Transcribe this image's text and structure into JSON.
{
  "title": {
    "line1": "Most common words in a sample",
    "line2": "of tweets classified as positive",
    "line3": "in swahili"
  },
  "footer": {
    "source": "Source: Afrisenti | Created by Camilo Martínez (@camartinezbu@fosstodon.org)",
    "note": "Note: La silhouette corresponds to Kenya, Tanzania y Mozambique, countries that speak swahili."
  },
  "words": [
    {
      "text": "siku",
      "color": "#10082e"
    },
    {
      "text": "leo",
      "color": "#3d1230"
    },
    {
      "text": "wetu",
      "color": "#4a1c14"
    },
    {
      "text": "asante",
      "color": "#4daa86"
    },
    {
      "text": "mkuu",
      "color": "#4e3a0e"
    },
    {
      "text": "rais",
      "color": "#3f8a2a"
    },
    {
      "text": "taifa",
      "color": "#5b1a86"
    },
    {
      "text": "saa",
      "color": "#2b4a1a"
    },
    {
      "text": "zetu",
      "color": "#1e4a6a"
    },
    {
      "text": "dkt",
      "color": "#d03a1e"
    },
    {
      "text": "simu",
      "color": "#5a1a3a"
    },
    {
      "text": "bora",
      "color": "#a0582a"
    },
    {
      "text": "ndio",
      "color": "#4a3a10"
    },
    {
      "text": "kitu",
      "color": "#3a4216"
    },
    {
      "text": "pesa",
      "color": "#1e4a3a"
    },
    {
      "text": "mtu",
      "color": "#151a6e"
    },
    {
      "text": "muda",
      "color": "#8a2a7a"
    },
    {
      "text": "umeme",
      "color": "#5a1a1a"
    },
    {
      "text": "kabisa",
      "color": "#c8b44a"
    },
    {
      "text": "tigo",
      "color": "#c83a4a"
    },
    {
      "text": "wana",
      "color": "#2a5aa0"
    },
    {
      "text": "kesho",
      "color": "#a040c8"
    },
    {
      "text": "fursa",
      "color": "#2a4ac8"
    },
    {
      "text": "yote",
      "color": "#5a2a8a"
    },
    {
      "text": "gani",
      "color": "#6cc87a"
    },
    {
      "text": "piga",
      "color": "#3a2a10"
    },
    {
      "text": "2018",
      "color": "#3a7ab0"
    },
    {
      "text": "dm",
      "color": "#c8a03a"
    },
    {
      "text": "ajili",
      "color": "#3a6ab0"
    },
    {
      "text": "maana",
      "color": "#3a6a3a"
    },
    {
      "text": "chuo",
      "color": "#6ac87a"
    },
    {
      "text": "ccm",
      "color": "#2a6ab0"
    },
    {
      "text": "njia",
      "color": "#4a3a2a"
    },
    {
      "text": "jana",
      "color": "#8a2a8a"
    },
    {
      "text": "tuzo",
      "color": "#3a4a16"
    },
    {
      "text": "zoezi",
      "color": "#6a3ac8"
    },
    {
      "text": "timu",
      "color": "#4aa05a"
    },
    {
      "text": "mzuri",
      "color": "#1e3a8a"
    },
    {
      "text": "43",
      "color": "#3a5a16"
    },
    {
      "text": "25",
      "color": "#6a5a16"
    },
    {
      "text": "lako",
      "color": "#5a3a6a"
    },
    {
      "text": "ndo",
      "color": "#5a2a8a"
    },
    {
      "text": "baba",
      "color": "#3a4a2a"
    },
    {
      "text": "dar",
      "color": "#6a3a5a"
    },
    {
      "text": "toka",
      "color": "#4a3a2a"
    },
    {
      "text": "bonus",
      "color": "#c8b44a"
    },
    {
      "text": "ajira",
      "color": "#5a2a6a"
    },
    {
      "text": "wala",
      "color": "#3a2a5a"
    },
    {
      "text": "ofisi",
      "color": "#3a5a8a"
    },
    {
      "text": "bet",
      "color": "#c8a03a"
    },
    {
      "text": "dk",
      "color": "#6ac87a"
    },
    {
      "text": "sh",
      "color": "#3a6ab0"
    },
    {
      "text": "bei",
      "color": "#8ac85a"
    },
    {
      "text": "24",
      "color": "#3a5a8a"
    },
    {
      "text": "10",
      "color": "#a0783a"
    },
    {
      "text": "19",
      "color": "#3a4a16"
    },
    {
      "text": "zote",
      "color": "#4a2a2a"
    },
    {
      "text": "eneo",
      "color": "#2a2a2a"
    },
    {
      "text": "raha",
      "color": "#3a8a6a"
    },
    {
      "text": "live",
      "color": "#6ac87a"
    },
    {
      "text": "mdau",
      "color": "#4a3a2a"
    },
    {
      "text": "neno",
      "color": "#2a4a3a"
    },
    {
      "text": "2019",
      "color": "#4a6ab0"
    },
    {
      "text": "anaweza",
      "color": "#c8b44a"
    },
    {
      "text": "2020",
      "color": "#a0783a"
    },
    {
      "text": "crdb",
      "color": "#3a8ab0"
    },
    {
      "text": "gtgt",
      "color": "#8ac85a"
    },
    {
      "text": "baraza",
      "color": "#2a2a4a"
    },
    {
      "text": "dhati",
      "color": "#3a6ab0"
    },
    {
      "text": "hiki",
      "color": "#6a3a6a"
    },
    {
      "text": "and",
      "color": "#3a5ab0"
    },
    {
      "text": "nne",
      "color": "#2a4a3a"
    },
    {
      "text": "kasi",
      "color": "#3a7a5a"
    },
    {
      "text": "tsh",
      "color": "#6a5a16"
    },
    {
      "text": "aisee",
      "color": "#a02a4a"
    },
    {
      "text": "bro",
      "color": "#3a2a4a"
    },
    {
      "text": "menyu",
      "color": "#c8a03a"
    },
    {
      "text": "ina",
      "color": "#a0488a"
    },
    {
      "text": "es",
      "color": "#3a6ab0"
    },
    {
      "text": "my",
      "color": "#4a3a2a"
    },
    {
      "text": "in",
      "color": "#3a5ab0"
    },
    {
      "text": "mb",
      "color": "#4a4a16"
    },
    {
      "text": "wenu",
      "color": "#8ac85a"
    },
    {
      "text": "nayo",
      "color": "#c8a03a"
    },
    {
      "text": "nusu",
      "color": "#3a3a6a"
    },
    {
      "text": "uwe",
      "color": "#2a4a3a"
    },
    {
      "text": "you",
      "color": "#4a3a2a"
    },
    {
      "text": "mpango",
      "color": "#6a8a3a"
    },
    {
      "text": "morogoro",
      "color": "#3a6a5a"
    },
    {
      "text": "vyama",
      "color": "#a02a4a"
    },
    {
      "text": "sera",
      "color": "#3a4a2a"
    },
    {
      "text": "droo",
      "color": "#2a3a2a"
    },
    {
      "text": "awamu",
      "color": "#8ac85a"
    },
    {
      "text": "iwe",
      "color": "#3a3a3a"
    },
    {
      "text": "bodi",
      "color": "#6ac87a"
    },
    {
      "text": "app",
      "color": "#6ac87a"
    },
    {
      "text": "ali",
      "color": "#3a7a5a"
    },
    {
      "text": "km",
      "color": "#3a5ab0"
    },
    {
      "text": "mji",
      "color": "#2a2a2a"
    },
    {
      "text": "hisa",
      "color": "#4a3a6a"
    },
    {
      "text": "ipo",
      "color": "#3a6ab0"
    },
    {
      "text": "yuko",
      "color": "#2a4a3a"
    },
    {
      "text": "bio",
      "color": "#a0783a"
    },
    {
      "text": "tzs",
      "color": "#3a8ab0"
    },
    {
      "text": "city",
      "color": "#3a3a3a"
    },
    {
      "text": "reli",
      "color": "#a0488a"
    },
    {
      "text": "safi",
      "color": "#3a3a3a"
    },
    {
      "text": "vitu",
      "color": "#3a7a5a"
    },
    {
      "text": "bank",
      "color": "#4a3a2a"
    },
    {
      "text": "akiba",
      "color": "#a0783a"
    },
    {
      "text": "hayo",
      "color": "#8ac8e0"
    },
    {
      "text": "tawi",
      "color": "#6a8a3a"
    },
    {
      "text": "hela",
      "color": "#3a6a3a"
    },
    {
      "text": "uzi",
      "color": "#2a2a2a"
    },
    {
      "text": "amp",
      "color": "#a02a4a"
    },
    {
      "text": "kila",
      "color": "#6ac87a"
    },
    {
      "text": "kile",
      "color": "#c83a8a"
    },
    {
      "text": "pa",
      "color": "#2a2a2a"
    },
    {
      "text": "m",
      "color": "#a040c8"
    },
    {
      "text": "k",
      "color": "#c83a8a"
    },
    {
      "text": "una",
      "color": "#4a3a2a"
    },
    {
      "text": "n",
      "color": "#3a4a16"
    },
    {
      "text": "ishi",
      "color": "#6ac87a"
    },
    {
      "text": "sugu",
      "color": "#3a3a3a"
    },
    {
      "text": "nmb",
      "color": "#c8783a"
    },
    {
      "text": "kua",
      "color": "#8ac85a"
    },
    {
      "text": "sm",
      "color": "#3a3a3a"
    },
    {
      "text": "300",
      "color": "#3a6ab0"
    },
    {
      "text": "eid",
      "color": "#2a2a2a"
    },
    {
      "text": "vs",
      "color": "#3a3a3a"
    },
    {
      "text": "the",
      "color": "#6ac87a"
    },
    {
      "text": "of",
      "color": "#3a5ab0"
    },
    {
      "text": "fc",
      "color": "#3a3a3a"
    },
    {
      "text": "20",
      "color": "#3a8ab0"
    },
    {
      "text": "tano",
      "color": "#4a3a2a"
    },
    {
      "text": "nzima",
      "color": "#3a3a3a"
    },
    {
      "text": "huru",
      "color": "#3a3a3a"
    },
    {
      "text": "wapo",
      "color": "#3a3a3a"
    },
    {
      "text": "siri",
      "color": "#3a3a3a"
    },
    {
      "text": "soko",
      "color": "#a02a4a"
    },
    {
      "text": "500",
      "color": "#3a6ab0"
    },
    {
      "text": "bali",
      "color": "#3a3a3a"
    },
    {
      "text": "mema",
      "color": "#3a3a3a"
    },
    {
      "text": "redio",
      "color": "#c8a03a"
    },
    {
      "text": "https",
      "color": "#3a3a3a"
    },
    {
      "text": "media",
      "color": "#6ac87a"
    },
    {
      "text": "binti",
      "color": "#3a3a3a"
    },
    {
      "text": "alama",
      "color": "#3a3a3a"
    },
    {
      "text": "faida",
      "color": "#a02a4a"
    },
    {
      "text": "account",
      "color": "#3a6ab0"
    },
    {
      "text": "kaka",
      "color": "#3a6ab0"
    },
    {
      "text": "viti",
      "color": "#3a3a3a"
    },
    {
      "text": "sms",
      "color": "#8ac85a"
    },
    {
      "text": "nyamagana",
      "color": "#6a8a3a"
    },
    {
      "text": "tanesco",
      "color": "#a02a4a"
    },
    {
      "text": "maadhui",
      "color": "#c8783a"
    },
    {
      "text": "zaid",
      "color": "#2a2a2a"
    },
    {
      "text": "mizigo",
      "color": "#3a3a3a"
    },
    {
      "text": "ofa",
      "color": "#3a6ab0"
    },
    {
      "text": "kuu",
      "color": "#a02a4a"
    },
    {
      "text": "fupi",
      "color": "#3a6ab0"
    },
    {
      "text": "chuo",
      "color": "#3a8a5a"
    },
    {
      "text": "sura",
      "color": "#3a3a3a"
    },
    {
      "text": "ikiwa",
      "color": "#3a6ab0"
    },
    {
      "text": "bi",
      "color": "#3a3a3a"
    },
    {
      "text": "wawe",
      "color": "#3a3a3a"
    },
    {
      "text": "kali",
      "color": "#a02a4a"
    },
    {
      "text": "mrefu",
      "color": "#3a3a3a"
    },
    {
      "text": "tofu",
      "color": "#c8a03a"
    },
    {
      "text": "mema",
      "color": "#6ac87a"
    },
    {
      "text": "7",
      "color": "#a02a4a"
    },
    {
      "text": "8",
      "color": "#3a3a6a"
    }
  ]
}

——————————

== Directions ==
Pick out each line above that includes "words" and show it.

== Result of the task ==
    "line1": "Most common words in a sample",
  "words": [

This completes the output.